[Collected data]
------
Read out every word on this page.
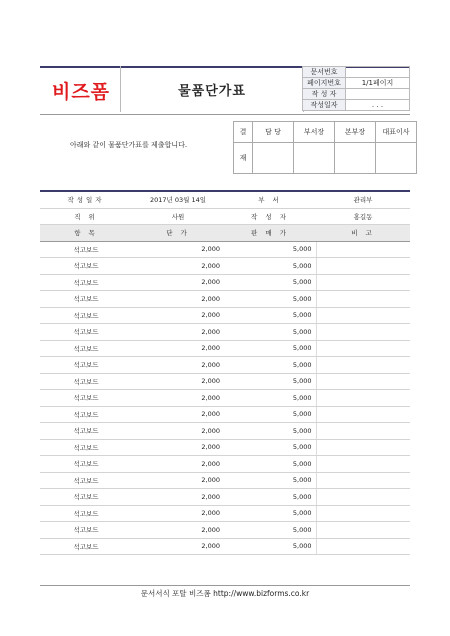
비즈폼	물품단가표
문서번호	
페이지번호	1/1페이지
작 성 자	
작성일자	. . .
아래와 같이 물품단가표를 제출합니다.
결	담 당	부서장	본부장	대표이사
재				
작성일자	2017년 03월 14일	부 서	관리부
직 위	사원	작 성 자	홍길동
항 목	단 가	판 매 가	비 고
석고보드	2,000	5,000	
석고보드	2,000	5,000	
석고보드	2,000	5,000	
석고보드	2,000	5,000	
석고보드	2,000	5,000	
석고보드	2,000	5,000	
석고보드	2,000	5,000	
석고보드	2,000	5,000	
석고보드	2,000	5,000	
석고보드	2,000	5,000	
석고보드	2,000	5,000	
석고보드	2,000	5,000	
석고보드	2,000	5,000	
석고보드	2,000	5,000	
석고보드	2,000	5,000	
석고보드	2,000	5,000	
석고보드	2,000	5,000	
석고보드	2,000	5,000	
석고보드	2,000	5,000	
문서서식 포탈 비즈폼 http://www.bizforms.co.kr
------
**Challenge**:
Without the pictures, write out the whole listing above exactly as it appears.

**Final answer**:
Read out every word on this page.
비즈폼	물품단가표
문서번호	
페이지번호	1/1페이지
작 성 자	
작성일자	. . .
아래와 같이 물품단가표를 제출합니다.
결	담 당	부서장	본부장	대표이사
재				
작성일자	2017년 03월 14일	부 서	관리부
직 위	사원	작 성 자	홍길동
항 목	단 가	판 매 가	비 고
석고보드	2,000	5,000	
석고보드	2,000	5,000	
석고보드	2,000	5,000	
석고보드	2,000	5,000	
석고보드	2,000	5,000	
석고보드	2,000	5,000	
석고보드	2,000	5,000	
석고보드	2,000	5,000	
석고보드	2,000	5,000	
석고보드	2,000	5,000	
석고보드	2,000	5,000	
석고보드	2,000	5,000	
석고보드	2,000	5,000	
석고보드	2,000	5,000	
석고보드	2,000	5,000	
석고보드	2,000	5,000	
석고보드	2,000	5,000	
석고보드	2,000	5,000	
석고보드	2,000	5,000	
문서서식 포탈 비즈폼 http://www.bizforms.co.kr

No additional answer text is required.